[[ PASSAGE PROVIDED, beginning ]]

God seeing all things
When we perceive that a vast number of objects enter in at our eye by a very small passage, and yet are so little jumbled in that crowd that they open themselves regularly, though there is no great space for that either, and that they give us a distinct apprehension of many objects that lie before us, some even at a vast distance from us, both of their nature, colour, and size, and by a secret geometry, from the angles that they make in our eye, we judge of the distance of all objects, both from us and from one another--if to this we add the vast number of figures that we receive and retain long, and with great order, in our brains, which we easily fetch up either in our thoughts or in our discourses, we shall find it less difficult to apprehend how an Infinite Mind should have the universal view of all things ever present before it. (W. Burnet.)

[[ PASSAGE PROVIDED, end ]]
[[ DATA RECORDS, beginning ]]

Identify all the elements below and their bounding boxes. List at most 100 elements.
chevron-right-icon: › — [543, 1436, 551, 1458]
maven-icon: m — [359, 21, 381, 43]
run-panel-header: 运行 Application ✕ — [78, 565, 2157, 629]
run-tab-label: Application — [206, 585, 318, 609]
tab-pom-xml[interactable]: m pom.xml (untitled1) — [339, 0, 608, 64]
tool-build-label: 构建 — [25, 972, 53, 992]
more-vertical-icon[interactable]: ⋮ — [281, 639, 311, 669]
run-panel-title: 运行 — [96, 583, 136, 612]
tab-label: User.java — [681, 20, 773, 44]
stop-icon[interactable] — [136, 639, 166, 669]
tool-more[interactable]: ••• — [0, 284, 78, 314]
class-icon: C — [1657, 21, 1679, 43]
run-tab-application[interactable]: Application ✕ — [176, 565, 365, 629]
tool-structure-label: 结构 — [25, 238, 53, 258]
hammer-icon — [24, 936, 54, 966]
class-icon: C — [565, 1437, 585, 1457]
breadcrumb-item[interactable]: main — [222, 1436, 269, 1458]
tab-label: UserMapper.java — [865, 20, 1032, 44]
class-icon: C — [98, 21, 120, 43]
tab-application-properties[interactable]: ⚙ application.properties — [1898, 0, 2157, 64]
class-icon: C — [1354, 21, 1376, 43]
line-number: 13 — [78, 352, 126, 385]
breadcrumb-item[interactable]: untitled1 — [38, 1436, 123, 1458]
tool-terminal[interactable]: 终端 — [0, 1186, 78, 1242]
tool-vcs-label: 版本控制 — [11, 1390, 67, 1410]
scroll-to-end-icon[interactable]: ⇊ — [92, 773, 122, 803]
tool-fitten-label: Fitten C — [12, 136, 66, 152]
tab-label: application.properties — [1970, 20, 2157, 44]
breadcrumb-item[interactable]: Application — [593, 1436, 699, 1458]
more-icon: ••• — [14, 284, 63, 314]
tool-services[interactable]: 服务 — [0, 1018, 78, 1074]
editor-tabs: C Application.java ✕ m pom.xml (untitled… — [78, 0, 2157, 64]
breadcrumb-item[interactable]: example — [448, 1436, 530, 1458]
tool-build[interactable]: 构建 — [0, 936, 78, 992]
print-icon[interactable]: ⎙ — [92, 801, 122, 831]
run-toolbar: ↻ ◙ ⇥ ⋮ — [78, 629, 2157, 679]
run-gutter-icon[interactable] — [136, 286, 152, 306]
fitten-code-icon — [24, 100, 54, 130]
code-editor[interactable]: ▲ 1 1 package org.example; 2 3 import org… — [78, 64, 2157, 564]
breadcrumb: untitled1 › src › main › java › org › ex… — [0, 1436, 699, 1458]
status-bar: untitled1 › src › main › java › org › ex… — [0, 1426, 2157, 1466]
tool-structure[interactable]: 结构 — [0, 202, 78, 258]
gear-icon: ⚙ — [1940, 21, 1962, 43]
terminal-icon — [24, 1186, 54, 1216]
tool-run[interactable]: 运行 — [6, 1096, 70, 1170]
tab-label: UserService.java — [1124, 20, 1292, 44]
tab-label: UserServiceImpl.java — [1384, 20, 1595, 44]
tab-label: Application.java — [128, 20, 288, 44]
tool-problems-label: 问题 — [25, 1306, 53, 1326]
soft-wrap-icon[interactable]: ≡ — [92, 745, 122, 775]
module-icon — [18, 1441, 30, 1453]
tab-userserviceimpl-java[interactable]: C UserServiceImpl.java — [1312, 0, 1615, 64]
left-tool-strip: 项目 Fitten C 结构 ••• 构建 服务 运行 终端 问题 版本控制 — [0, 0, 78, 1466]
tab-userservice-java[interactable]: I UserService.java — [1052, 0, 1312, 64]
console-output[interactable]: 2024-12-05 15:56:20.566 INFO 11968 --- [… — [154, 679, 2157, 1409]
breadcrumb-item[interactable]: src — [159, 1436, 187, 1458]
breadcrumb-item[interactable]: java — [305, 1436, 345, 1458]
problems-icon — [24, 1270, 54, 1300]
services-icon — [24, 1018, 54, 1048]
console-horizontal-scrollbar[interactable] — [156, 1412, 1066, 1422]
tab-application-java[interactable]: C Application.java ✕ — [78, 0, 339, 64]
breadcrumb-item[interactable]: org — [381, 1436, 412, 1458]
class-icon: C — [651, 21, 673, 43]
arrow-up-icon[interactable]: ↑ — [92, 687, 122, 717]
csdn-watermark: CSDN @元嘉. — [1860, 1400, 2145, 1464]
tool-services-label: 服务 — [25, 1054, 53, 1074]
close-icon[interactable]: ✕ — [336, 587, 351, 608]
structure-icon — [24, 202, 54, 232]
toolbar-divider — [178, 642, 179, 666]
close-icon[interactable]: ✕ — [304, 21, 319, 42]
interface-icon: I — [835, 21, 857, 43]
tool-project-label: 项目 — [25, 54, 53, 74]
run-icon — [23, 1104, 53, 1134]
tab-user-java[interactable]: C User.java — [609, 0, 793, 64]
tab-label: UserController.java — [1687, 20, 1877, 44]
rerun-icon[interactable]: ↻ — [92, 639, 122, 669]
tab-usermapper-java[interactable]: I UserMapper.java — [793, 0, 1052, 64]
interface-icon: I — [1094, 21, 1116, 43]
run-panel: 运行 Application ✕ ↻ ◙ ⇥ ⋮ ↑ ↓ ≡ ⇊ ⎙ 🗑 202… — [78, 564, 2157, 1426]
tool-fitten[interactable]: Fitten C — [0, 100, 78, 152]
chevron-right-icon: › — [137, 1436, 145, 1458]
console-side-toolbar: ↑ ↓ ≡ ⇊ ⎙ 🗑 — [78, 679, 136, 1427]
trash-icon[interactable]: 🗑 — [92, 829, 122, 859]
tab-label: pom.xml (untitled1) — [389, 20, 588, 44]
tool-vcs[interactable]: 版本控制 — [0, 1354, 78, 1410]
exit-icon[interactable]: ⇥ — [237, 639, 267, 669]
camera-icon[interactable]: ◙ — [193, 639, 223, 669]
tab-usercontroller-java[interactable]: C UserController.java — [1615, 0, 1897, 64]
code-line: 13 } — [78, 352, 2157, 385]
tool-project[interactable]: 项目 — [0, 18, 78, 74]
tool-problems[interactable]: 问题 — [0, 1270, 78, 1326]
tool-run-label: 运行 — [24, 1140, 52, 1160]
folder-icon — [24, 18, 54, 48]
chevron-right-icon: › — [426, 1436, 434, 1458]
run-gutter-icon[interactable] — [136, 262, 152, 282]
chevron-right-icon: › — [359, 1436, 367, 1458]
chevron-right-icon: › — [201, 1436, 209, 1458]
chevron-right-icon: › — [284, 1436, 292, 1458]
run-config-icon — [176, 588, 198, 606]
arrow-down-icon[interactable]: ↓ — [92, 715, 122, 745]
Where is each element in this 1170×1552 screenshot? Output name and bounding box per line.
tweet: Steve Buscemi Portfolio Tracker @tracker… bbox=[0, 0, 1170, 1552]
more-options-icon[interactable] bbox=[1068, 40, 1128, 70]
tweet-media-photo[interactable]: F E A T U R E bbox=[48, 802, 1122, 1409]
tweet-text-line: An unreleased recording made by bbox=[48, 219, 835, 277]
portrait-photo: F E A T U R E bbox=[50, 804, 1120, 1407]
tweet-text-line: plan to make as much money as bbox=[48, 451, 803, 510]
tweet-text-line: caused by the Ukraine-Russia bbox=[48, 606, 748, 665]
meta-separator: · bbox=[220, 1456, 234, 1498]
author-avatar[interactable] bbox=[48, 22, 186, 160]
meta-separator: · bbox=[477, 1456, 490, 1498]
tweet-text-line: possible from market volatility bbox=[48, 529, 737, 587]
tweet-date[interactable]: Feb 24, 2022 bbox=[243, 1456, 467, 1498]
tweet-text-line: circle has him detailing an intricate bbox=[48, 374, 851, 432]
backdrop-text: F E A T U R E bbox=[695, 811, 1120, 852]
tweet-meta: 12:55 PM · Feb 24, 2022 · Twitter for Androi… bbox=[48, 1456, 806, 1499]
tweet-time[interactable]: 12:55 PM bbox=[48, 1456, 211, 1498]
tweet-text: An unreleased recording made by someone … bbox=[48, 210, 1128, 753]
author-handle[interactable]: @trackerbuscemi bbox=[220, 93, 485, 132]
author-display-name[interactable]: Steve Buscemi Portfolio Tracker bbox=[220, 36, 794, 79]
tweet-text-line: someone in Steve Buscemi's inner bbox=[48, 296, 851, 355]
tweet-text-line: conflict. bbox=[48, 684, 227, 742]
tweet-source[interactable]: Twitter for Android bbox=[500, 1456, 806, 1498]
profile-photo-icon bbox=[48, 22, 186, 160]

[[ DATA RECORDS, end ]]

» REQUIRED ACTIONS
(A) The passage on God seeing all things names the qualities of distant objects that the eye lets us apprehend distinctly. List every one.
(B) Echo the passage on God seeing all things word for word, starting at "God seeing all" and ending at "it. (W. Burnet.)".
These rows come from a separate source and are unrelated to the passage.

» SOLUTIONS TO THE EXERCISE
(A) nature, colour, size

(B)
God seeing all things
When we perceive that a vast number of objects enter in at our eye by a very small passage, and yet are so little jumbled in that crowd that they open themselves regularly, though there is no great space for that either, and that they give us a distinct apprehension of many objects that lie before us, some even at a vast distance from us, both of their nature, colour, and size, and by a secret geometry, from the angles that they make in our eye, we judge of the distance of all objects, both from us and from one another--if to this we add the vast number of figures that we receive and retain long, and with great order, in our brains, which we easily fetch up either in our thoughts or in our discourses, we shall find it less difficult to apprehend how an Infinite Mind should have the universal view of all things ever present before it. (W. Burnet.)